>> BEGIN Dataset records

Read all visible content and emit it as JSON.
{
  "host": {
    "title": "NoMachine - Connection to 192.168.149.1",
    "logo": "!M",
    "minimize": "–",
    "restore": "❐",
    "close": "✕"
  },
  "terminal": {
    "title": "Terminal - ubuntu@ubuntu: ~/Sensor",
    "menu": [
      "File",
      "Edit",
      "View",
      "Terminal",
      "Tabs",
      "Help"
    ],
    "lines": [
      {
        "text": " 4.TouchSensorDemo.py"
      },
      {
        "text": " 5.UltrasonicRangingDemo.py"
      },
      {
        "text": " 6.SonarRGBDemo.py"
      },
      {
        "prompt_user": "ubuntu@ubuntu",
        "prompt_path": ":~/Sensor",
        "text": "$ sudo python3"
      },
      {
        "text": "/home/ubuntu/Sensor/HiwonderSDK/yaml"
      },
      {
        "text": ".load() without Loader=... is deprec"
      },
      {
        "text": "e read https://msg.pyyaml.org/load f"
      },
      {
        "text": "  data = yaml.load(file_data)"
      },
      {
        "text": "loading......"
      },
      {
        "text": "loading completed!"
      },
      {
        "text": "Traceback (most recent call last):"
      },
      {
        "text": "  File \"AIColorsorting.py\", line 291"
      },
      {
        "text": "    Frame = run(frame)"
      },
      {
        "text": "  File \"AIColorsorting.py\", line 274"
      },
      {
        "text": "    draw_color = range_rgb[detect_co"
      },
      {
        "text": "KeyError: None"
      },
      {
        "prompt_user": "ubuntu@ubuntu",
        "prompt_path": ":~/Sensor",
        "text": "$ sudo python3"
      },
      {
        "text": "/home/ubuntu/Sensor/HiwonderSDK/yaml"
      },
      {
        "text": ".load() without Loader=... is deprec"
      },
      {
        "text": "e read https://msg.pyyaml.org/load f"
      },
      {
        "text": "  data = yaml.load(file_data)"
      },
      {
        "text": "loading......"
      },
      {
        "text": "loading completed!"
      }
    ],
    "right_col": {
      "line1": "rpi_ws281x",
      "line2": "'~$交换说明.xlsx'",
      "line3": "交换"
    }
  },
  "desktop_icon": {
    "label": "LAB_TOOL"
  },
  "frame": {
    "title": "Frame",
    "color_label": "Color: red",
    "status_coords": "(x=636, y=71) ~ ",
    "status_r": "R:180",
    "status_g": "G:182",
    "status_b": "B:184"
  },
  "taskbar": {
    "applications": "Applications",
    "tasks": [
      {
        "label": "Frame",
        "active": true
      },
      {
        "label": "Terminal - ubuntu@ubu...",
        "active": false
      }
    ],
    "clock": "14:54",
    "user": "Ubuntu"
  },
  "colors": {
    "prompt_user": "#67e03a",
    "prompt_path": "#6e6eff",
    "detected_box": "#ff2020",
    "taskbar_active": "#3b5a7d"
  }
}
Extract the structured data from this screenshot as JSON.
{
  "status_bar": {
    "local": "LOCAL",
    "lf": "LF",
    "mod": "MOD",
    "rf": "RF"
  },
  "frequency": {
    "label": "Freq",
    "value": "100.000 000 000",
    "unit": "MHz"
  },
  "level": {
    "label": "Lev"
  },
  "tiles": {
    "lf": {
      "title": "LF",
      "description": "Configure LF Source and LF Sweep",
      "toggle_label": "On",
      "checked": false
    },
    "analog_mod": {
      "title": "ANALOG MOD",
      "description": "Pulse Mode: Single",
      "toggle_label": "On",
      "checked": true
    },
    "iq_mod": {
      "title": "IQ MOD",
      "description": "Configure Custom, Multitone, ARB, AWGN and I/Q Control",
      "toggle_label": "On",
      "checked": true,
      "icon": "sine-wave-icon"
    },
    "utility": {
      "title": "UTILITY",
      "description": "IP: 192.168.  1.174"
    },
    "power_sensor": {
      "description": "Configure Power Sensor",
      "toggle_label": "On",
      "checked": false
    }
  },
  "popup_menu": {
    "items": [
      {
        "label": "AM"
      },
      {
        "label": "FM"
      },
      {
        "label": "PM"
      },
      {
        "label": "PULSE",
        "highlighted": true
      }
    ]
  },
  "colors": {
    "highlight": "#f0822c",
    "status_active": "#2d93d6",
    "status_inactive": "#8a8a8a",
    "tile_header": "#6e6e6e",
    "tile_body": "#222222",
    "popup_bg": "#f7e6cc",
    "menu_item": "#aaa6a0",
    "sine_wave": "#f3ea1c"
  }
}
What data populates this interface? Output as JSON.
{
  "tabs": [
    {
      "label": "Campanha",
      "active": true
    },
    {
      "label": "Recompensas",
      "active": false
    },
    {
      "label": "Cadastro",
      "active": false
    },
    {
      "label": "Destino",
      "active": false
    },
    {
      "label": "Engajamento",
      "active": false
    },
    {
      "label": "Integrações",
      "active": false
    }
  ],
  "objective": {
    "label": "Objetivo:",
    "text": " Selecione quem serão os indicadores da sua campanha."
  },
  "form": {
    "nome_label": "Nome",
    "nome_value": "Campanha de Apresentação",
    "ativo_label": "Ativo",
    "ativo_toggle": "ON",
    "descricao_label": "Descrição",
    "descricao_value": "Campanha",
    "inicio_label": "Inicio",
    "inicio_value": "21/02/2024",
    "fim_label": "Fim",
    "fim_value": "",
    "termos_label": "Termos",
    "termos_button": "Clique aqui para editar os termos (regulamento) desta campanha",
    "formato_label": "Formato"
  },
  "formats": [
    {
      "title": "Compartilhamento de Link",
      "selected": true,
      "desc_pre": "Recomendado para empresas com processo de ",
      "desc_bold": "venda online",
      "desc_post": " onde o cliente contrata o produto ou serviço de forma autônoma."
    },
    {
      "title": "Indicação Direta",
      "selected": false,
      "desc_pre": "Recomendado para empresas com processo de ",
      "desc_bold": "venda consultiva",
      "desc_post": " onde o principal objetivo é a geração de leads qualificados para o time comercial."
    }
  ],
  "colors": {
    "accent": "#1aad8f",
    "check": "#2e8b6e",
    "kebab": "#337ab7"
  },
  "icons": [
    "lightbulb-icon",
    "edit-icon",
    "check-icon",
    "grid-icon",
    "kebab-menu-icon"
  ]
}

>> END Dataset records

## Written instruction
Search the entries for "AIColorsorting" and copy out each line that has it.

## Result of this task
        "text": "  File \"AIColorsorting.py\", line 291"
        "text": "  File \"AIColorsorting.py\", line 274"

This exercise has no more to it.